DO THIS
Reply with the count of lines holding "工作原理", nothing more.

++++

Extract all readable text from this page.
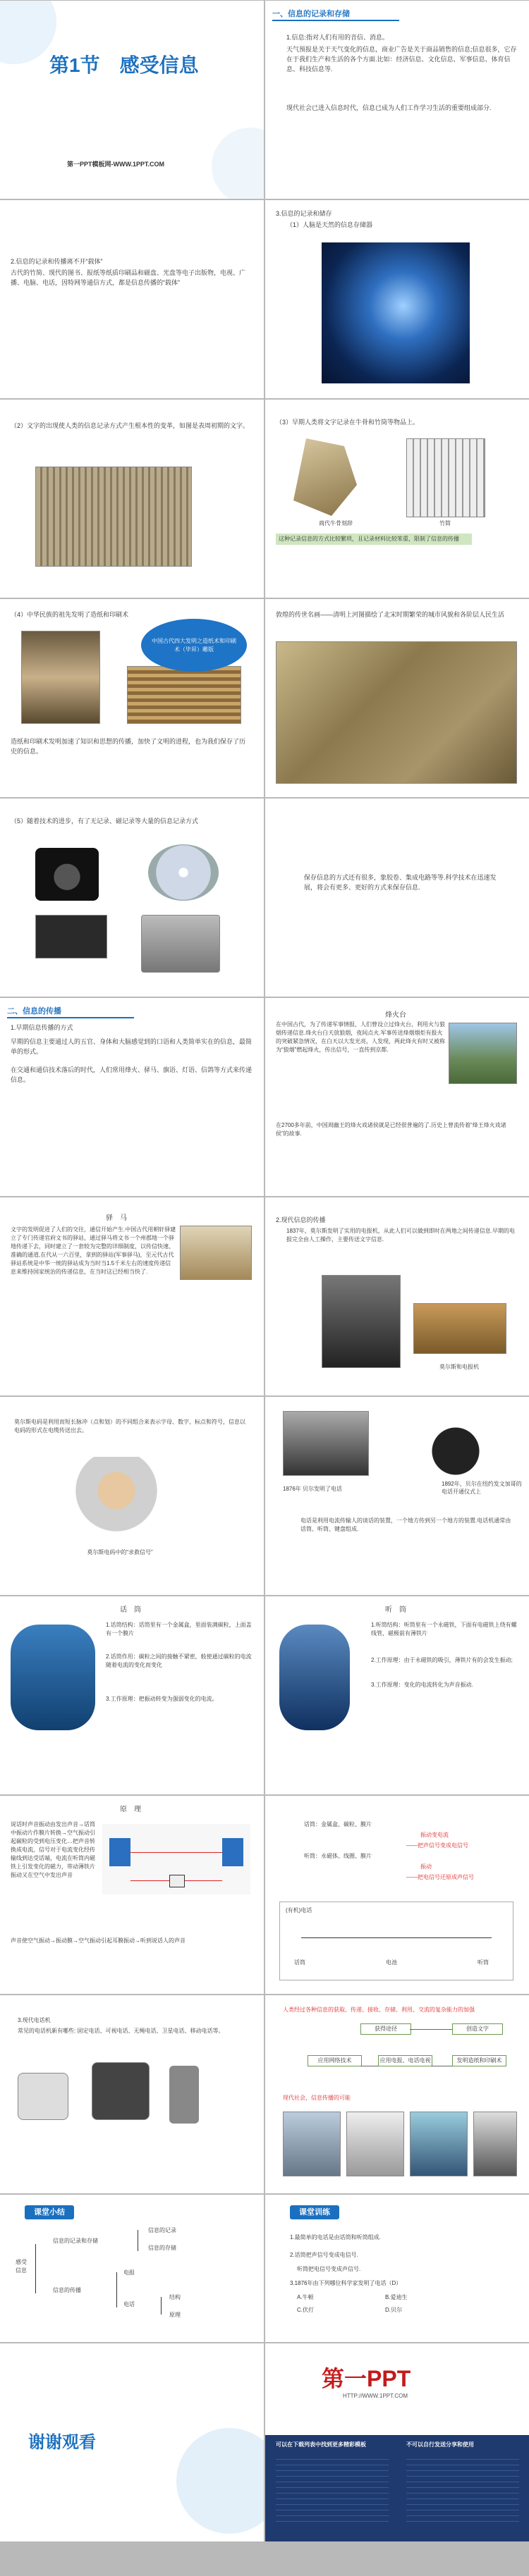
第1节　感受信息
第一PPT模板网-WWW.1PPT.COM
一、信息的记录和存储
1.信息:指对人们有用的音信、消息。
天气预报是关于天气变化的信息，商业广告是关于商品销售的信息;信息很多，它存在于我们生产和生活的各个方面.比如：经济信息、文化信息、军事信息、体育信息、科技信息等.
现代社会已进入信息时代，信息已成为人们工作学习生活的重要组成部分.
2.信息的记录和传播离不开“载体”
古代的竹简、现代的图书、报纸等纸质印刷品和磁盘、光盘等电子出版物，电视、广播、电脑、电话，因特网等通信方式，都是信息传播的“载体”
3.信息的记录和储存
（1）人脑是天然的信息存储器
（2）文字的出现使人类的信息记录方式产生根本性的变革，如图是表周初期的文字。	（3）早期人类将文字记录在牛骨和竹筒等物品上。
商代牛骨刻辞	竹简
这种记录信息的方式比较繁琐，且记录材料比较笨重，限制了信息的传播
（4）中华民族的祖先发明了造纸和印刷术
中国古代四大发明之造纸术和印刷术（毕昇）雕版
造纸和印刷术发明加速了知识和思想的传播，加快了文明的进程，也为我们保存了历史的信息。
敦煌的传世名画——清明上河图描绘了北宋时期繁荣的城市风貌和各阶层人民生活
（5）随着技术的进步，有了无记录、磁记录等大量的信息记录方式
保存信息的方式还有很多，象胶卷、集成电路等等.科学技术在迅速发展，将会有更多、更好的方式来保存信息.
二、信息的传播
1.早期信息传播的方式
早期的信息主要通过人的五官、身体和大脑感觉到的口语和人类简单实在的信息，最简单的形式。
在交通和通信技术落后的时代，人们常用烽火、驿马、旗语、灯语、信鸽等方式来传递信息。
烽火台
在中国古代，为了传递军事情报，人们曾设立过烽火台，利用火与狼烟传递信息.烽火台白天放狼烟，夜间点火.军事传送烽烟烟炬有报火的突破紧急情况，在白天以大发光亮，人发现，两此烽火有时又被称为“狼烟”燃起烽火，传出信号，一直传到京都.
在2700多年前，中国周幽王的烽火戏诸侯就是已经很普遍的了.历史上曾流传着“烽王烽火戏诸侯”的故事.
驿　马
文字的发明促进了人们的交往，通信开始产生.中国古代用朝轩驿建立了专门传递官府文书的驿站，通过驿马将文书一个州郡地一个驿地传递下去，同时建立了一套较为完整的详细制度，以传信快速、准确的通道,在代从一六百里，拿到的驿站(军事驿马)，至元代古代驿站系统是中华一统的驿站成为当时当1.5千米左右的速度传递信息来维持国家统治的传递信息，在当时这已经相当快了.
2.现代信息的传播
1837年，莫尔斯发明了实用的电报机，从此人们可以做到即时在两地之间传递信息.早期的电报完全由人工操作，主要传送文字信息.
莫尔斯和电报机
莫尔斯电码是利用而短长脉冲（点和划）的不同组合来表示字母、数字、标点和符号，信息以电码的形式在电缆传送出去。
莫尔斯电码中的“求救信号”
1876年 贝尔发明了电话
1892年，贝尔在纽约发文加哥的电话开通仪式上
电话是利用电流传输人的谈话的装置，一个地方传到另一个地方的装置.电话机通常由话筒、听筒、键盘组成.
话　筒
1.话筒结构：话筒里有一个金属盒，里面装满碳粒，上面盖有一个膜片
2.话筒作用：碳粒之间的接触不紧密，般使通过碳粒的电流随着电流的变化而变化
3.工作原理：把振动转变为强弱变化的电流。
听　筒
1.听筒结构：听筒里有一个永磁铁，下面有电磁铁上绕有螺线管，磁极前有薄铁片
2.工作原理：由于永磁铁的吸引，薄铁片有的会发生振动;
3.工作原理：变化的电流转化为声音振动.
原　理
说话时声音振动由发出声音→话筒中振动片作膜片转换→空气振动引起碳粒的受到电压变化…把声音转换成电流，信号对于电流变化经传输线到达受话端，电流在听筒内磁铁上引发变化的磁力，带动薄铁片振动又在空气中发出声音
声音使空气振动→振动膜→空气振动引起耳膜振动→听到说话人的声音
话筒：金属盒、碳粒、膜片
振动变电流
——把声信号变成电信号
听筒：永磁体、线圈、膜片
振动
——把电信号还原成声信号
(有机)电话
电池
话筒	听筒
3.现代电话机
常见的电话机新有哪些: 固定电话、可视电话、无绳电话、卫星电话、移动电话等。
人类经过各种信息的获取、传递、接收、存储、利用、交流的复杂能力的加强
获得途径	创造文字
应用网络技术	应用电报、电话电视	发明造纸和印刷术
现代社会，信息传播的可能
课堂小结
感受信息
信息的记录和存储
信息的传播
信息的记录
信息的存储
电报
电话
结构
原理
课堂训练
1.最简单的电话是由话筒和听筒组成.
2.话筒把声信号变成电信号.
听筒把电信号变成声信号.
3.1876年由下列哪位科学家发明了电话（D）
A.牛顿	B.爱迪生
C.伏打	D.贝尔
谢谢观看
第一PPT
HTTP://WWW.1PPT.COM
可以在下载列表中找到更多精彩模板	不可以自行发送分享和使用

++++

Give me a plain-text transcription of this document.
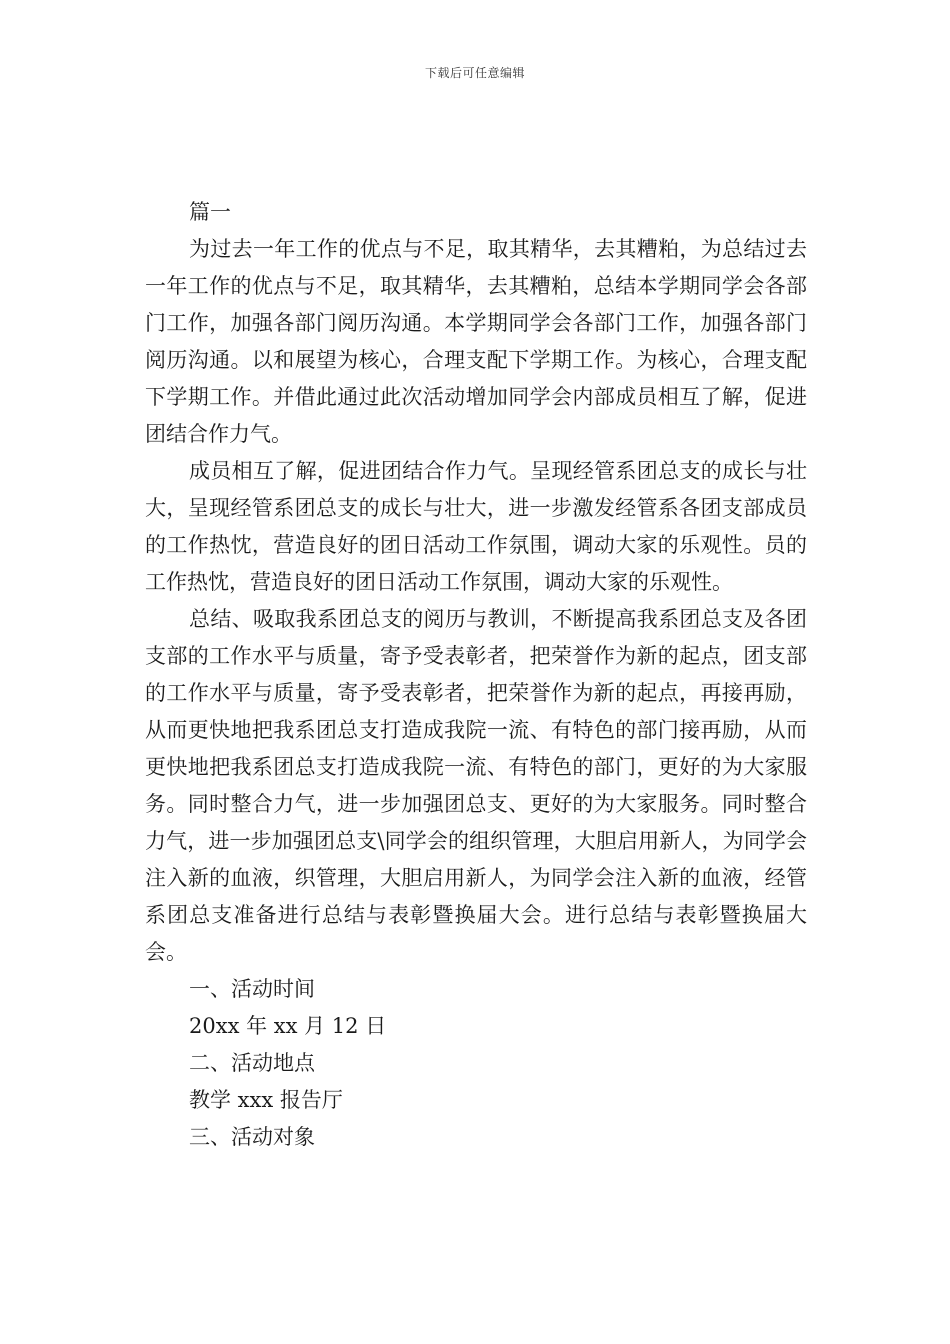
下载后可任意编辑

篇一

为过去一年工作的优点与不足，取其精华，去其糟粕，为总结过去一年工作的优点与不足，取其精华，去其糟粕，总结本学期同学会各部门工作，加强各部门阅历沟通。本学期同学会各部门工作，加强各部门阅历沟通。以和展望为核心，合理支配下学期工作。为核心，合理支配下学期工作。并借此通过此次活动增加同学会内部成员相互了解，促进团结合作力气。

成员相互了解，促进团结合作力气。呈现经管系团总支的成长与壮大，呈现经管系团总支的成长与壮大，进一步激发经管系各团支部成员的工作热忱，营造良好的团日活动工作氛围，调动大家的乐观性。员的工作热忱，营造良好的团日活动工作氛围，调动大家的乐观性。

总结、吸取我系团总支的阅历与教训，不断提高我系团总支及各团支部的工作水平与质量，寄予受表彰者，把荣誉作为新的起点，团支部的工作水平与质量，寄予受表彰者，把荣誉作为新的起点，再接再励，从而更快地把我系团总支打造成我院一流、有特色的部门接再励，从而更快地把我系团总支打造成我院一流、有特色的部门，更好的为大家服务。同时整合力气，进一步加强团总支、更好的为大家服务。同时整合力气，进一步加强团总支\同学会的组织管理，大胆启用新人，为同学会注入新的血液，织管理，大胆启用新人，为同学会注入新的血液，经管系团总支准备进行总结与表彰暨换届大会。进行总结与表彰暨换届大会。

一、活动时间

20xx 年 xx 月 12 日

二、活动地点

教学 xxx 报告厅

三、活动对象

++++

ANSWER TO THE EXERCISE
3